* [DATA]
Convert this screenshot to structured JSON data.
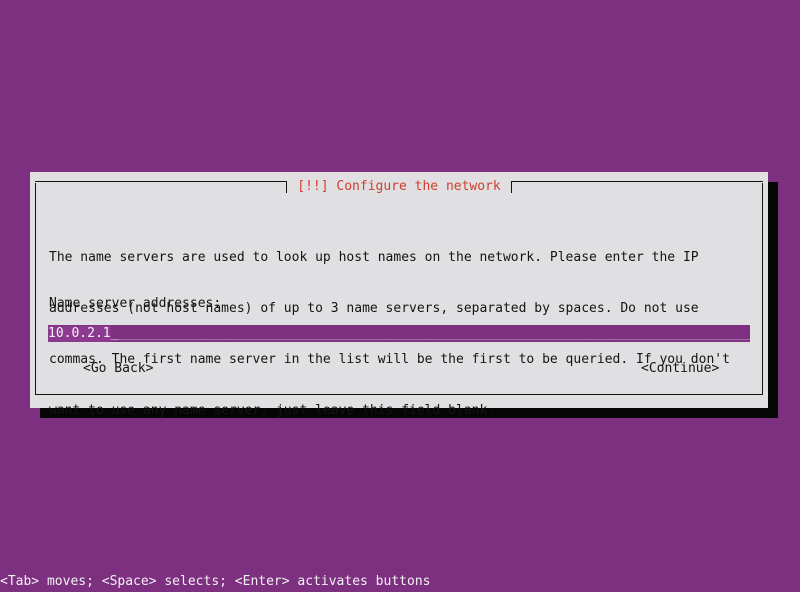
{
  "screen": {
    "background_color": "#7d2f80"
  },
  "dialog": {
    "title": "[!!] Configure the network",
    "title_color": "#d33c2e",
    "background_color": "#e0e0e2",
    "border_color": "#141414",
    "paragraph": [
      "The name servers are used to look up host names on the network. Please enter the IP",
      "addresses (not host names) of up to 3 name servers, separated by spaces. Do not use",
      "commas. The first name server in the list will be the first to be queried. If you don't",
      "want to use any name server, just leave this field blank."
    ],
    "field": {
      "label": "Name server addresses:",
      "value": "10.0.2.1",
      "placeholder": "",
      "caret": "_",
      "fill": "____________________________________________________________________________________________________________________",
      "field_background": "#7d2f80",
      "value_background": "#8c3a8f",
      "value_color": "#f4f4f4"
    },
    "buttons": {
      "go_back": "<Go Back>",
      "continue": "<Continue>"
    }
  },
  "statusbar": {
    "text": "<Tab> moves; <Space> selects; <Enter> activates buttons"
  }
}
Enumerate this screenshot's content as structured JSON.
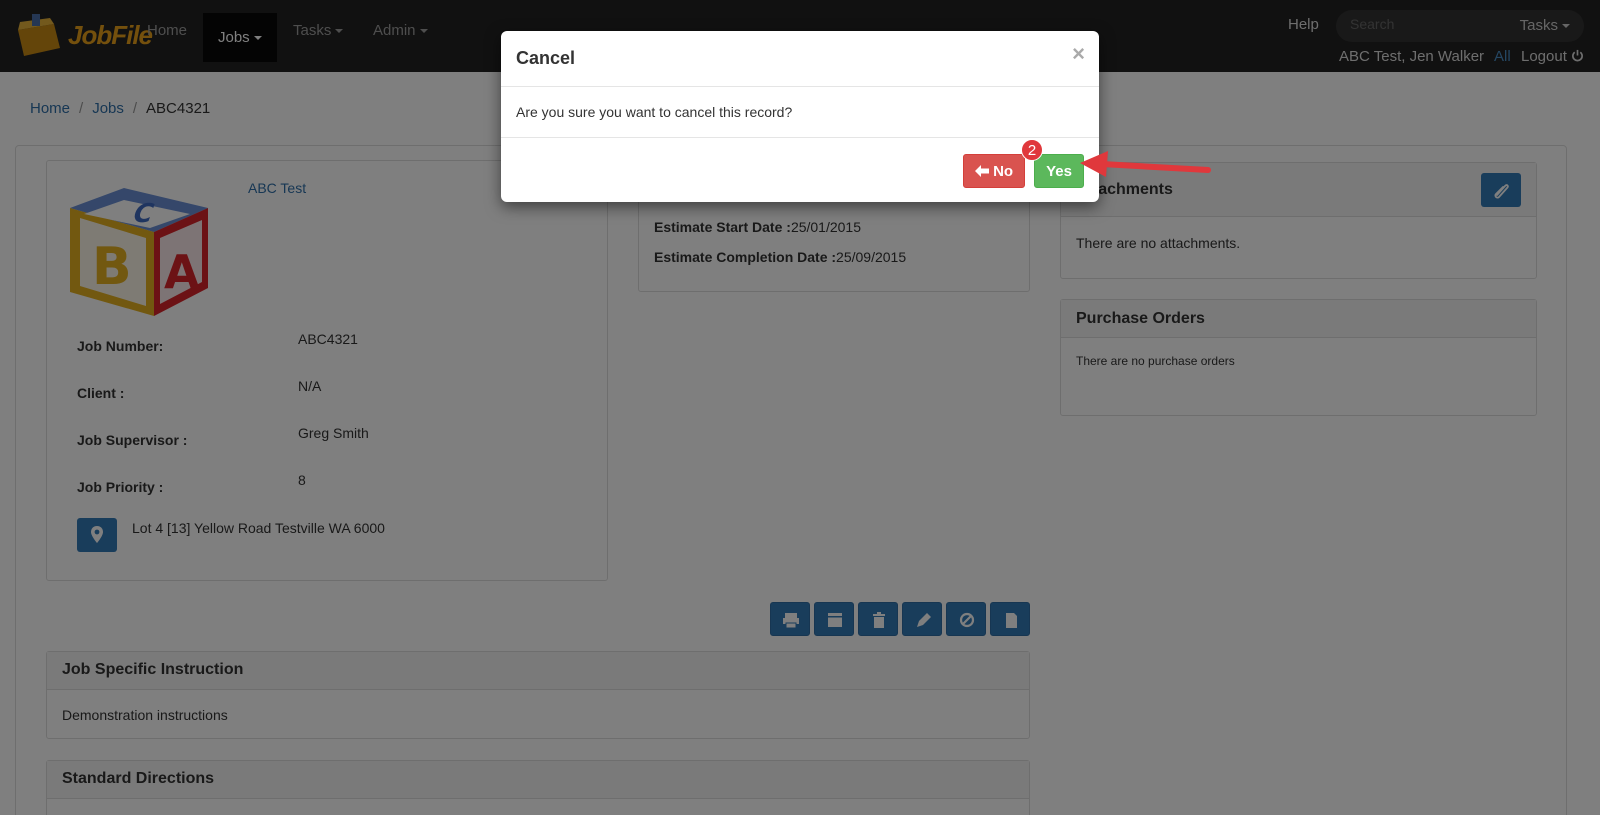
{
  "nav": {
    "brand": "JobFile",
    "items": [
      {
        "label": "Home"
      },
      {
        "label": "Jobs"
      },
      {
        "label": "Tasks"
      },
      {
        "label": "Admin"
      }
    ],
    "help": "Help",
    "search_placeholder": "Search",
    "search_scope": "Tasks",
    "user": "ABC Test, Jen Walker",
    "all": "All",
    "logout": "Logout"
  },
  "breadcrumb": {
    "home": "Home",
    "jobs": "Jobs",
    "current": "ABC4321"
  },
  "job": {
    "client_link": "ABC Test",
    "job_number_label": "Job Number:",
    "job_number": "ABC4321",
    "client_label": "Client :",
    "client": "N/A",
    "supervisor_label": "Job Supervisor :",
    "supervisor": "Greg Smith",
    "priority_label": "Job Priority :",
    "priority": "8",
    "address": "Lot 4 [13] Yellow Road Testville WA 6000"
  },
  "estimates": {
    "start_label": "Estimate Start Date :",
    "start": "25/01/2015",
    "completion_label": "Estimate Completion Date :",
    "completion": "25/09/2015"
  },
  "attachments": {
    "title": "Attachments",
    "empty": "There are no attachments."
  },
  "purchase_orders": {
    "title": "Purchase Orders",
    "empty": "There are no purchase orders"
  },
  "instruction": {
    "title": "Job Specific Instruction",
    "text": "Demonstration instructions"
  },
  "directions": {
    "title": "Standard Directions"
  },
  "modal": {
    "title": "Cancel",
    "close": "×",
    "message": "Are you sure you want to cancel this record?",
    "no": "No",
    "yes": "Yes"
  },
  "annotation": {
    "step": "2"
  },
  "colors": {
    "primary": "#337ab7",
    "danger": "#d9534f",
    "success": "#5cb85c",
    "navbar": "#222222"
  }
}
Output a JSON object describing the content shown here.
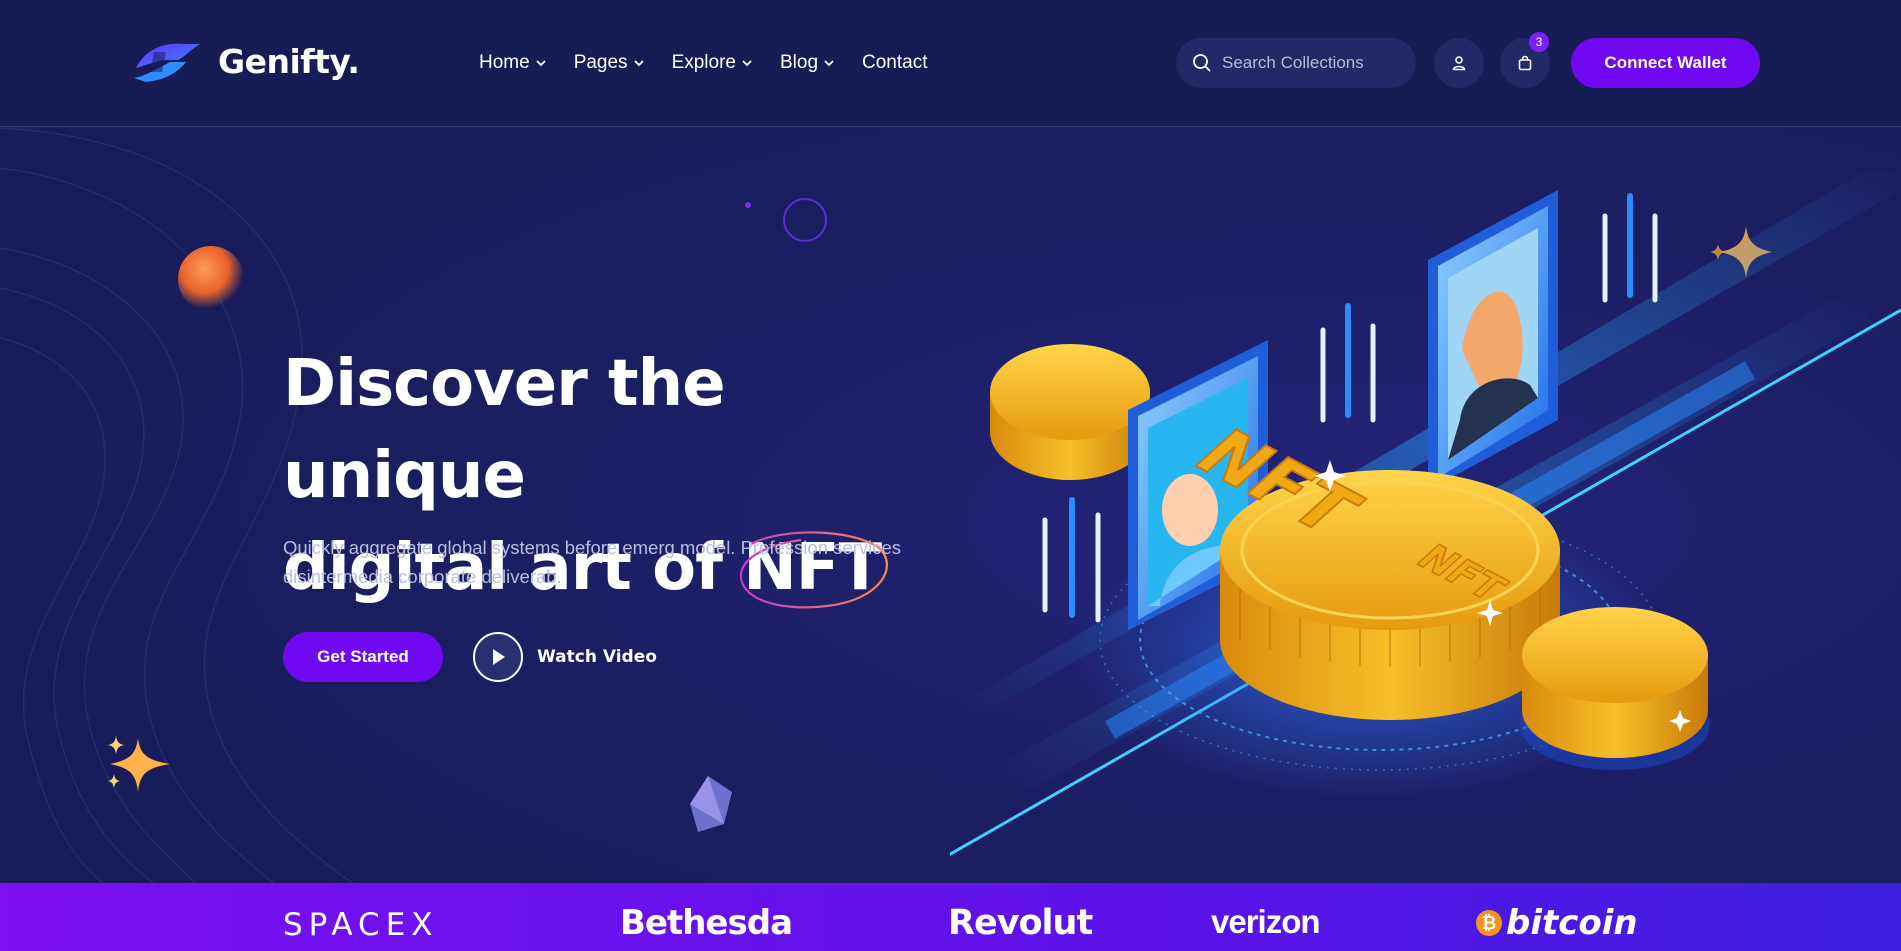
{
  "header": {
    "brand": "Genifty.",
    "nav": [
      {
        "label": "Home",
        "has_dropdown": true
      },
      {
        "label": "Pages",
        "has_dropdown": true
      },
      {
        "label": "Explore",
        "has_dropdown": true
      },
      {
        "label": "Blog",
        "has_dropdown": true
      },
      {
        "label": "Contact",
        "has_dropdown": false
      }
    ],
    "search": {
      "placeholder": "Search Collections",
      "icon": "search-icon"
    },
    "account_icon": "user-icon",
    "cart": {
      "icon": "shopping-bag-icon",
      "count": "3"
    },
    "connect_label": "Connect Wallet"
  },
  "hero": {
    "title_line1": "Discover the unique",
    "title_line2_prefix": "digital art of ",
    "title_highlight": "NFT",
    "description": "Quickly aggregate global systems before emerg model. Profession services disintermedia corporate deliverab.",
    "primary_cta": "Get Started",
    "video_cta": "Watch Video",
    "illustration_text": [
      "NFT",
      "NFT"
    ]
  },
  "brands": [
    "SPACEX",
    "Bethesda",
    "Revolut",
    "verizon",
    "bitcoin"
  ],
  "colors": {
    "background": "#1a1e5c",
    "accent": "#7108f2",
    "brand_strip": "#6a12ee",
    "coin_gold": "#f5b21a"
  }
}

* [WHAT IS REQUIRED]
Repeat all of the data above word for word, minus the pictures.

* [SOLVED PROBLEM]
Convert this screenshot to structured JSON data.
{
  "screen": {
    "background_color": "#7d2f80"
  },
  "dialog": {
    "title": "[!!] Configure the network",
    "title_color": "#d33c2e",
    "background_color": "#e0e0e2",
    "border_color": "#141414",
    "paragraph": [
      "The name servers are used to look up host names on the network. Please enter the IP",
      "addresses (not host names) of up to 3 name servers, separated by spaces. Do not use",
      "commas. The first name server in the list will be the first to be queried. If you don't",
      "want to use any name server, just leave this field blank."
    ],
    "field": {
      "label": "Name server addresses:",
      "value": "10.0.2.1",
      "placeholder": "",
      "caret": "_",
      "fill": "____________________________________________________________________________________________________________________",
      "field_background": "#7d2f80",
      "value_background": "#8c3a8f",
      "value_color": "#f4f4f4"
    },
    "buttons": {
      "go_back": "<Go Back>",
      "continue": "<Continue>"
    }
  },
  "statusbar": {
    "text": "<Tab> moves; <Space> selects; <Enter> activates buttons"
  }
}
Enumerate this screenshot's content as structured JSON.
{
  "nav": {
    "brand": "JobFile",
    "items": [
      {
        "label": "Home"
      },
      {
        "label": "Jobs"
      },
      {
        "label": "Tasks"
      },
      {
        "label": "Admin"
      }
    ],
    "help": "Help",
    "search_placeholder": "Search",
    "search_scope": "Tasks",
    "user": "ABC Test, Jen Walker",
    "all": "All",
    "logout": "Logout"
  },
  "breadcrumb": {
    "home": "Home",
    "jobs": "Jobs",
    "current": "ABC4321"
  },
  "job": {
    "client_link": "ABC Test",
    "job_number_label": "Job Number:",
    "job_number": "ABC4321",
    "client_label": "Client :",
    "client": "N/A",
    "supervisor_label": "Job Supervisor :",
    "supervisor": "Greg Smith",
    "priority_label": "Job Priority :",
    "priority": "8",
    "address": "Lot 4 [13] Yellow Road Testville WA 6000"
  },
  "estimates": {
    "start_label": "Estimate Start Date :",
    "start": "25/01/2015",
    "completion_label": "Estimate Completion Date :",
    "completion": "25/09/2015"
  },
  "attachments": {
    "title": "Attachments",
    "empty": "There are no attachments."
  },
  "purchase_orders": {
    "title": "Purchase Orders",
    "empty": "There are no purchase orders"
  },
  "instruction": {
    "title": "Job Specific Instruction",
    "text": "Demonstration instructions"
  },
  "directions": {
    "title": "Standard Directions"
  },
  "modal": {
    "title": "Cancel",
    "close": "×",
    "message": "Are you sure you want to cancel this record?",
    "no": "No",
    "yes": "Yes"
  },
  "annotation": {
    "step": "2"
  },
  "colors": {
    "primary": "#337ab7",
    "danger": "#d9534f",
    "success": "#5cb85c",
    "navbar": "#222222"
  }
}
Output a JSON object describing the content shown here.
{
  "header": {
    "brand": "Genifty.",
    "nav": [
      {
        "label": "Home",
        "has_dropdown": true
      },
      {
        "label": "Pages",
        "has_dropdown": true
      },
      {
        "label": "Explore",
        "has_dropdown": true
      },
      {
        "label": "Blog",
        "has_dropdown": true
      },
      {
        "label": "Contact",
        "has_dropdown": false
      }
    ],
    "search": {
      "placeholder": "Search Collections",
      "icon": "search-icon"
    },
    "account_icon": "user-icon",
    "cart": {
      "icon": "shopping-bag-icon",
      "count": "3"
    },
    "connect_label": "Connect Wallet"
  },
  "hero": {
    "title_line1": "Discover the unique",
    "title_line2_prefix": "digital art of ",
    "title_highlight": "NFT",
    "description": "Quickly aggregate global systems before emerg model. Profession services disintermedia corporate deliverab.",
    "primary_cta": "Get Started",
    "video_cta": "Watch Video",
    "illustration_text": [
      "NFT",
      "NFT"
    ]
  },
  "brands": [
    "SPACEX",
    "Bethesda",
    "Revolut",
    "verizon",
    "bitcoin"
  ],
  "colors": {
    "background": "#1a1e5c",
    "accent": "#7108f2",
    "brand_strip": "#6a12ee",
    "coin_gold": "#f5b21a"
  }
}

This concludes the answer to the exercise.